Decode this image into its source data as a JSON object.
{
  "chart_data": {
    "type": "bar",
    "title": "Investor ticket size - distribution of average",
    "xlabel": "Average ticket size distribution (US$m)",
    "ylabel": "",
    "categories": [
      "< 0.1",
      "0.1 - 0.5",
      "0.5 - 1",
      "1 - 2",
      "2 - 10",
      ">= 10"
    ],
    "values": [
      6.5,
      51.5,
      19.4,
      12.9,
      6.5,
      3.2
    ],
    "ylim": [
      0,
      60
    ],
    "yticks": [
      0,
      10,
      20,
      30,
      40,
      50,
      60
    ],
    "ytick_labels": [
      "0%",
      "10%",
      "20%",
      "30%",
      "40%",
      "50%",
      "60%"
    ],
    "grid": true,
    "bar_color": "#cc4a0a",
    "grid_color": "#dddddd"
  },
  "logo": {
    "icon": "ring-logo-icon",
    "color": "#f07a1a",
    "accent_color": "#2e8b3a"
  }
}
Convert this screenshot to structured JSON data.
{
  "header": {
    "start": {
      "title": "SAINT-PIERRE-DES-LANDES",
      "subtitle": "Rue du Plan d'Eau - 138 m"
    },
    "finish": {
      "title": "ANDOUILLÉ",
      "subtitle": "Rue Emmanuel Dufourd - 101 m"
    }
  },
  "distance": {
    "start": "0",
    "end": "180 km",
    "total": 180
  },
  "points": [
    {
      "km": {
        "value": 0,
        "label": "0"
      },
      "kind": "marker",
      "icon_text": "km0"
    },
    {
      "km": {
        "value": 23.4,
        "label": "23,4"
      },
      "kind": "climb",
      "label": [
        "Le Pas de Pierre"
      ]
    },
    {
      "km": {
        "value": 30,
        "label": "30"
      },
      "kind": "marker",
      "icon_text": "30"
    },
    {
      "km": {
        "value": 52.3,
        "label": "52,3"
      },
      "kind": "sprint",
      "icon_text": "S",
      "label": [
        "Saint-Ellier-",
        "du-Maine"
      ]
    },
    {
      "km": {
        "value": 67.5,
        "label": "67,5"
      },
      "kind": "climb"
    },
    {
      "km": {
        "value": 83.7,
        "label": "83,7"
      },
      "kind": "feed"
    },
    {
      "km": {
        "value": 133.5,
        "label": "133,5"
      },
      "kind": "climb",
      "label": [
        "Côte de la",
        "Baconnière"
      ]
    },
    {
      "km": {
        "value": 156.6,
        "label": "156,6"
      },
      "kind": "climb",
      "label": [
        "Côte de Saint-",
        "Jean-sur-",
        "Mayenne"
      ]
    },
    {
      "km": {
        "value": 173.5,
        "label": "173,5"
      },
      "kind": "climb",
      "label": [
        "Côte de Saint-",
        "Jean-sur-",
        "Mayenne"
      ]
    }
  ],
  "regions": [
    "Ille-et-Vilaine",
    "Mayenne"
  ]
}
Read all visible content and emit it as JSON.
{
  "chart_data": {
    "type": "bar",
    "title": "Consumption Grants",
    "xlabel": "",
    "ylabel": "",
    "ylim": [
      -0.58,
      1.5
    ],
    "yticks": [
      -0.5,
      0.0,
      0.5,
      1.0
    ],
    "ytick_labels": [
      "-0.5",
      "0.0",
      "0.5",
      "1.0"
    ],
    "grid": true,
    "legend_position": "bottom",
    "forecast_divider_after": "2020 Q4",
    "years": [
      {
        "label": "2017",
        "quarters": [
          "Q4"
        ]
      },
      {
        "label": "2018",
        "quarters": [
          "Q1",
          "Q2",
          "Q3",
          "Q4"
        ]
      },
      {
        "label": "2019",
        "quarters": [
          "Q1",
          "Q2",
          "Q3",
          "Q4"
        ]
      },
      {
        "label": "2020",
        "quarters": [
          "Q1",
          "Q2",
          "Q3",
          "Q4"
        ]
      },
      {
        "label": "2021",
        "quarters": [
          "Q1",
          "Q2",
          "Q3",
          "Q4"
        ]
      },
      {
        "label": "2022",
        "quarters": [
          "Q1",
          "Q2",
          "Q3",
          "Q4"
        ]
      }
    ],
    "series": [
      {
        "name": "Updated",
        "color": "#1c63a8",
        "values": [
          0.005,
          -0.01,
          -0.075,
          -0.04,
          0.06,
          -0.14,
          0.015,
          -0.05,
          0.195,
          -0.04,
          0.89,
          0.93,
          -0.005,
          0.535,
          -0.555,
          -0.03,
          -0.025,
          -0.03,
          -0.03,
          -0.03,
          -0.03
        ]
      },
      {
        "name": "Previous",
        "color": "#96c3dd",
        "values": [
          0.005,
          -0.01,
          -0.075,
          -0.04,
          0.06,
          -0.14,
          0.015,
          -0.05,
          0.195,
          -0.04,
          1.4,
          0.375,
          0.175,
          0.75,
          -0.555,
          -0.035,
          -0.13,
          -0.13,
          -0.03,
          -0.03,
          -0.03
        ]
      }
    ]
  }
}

◆ **DIRECTIONS**: Output the records above in their entirety, exactly.

◆ **WRITTEN RESPONSE**:
Decode this image into its source data as a JSON object.
{
  "chart_data": {
    "type": "bar",
    "title": "Investor ticket size - distribution of average",
    "xlabel": "Average ticket size distribution (US$m)",
    "ylabel": "",
    "categories": [
      "< 0.1",
      "0.1 - 0.5",
      "0.5 - 1",
      "1 - 2",
      "2 - 10",
      ">= 10"
    ],
    "values": [
      6.5,
      51.5,
      19.4,
      12.9,
      6.5,
      3.2
    ],
    "ylim": [
      0,
      60
    ],
    "yticks": [
      0,
      10,
      20,
      30,
      40,
      50,
      60
    ],
    "ytick_labels": [
      "0%",
      "10%",
      "20%",
      "30%",
      "40%",
      "50%",
      "60%"
    ],
    "grid": true,
    "bar_color": "#cc4a0a",
    "grid_color": "#dddddd"
  },
  "logo": {
    "icon": "ring-logo-icon",
    "color": "#f07a1a",
    "accent_color": "#2e8b3a"
  }
}
Convert this screenshot to structured JSON data.
{
  "header": {
    "start": {
      "title": "SAINT-PIERRE-DES-LANDES",
      "subtitle": "Rue du Plan d'Eau - 138 m"
    },
    "finish": {
      "title": "ANDOUILLÉ",
      "subtitle": "Rue Emmanuel Dufourd - 101 m"
    }
  },
  "distance": {
    "start": "0",
    "end": "180 km",
    "total": 180
  },
  "points": [
    {
      "km": {
        "value": 0,
        "label": "0"
      },
      "kind": "marker",
      "icon_text": "km0"
    },
    {
      "km": {
        "value": 23.4,
        "label": "23,4"
      },
      "kind": "climb",
      "label": [
        "Le Pas de Pierre"
      ]
    },
    {
      "km": {
        "value": 30,
        "label": "30"
      },
      "kind": "marker",
      "icon_text": "30"
    },
    {
      "km": {
        "value": 52.3,
        "label": "52,3"
      },
      "kind": "sprint",
      "icon_text": "S",
      "label": [
        "Saint-Ellier-",
        "du-Maine"
      ]
    },
    {
      "km": {
        "value": 67.5,
        "label": "67,5"
      },
      "kind": "climb"
    },
    {
      "km": {
        "value": 83.7,
        "label": "83,7"
      },
      "kind": "feed"
    },
    {
      "km": {
        "value": 133.5,
        "label": "133,5"
      },
      "kind": "climb",
      "label": [
        "Côte de la",
        "Baconnière"
      ]
    },
    {
      "km": {
        "value": 156.6,
        "label": "156,6"
      },
      "kind": "climb",
      "label": [
        "Côte de Saint-",
        "Jean-sur-",
        "Mayenne"
      ]
    },
    {
      "km": {
        "value": 173.5,
        "label": "173,5"
      },
      "kind": "climb",
      "label": [
        "Côte de Saint-",
        "Jean-sur-",
        "Mayenne"
      ]
    }
  ],
  "regions": [
    "Ille-et-Vilaine",
    "Mayenne"
  ]
}
Read all visible content and emit it as JSON.
{
  "chart_data": {
    "type": "bar",
    "title": "Consumption Grants",
    "xlabel": "",
    "ylabel": "",
    "ylim": [
      -0.58,
      1.5
    ],
    "yticks": [
      -0.5,
      0.0,
      0.5,
      1.0
    ],
    "ytick_labels": [
      "-0.5",
      "0.0",
      "0.5",
      "1.0"
    ],
    "grid": true,
    "legend_position": "bottom",
    "forecast_divider_after": "2020 Q4",
    "years": [
      {
        "label": "2017",
        "quarters": [
          "Q4"
        ]
      },
      {
        "label": "2018",
        "quarters": [
          "Q1",
          "Q2",
          "Q3",
          "Q4"
        ]
      },
      {
        "label": "2019",
        "quarters": [
          "Q1",
          "Q2",
          "Q3",
          "Q4"
        ]
      },
      {
        "label": "2020",
        "quarters": [
          "Q1",
          "Q2",
          "Q3",
          "Q4"
        ]
      },
      {
        "label": "2021",
        "quarters": [
          "Q1",
          "Q2",
          "Q3",
          "Q4"
        ]
      },
      {
        "label": "2022",
        "quarters": [
          "Q1",
          "Q2",
          "Q3",
          "Q4"
        ]
      }
    ],
    "series": [
      {
        "name": "Updated",
        "color": "#1c63a8",
        "values": [
          0.005,
          -0.01,
          -0.075,
          -0.04,
          0.06,
          -0.14,
          0.015,
          -0.05,
          0.195,
          -0.04,
          0.89,
          0.93,
          -0.005,
          0.535,
          -0.555,
          -0.03,
          -0.025,
          -0.03,
          -0.03,
          -0.03,
          -0.03
        ]
      },
      {
        "name": "Previous",
        "color": "#96c3dd",
        "values": [
          0.005,
          -0.01,
          -0.075,
          -0.04,
          0.06,
          -0.14,
          0.015,
          -0.05,
          0.195,
          -0.04,
          1.4,
          0.375,
          0.175,
          0.75,
          -0.555,
          -0.035,
          -0.13,
          -0.13,
          -0.03,
          -0.03,
          -0.03
        ]
      }
    ]
  }
}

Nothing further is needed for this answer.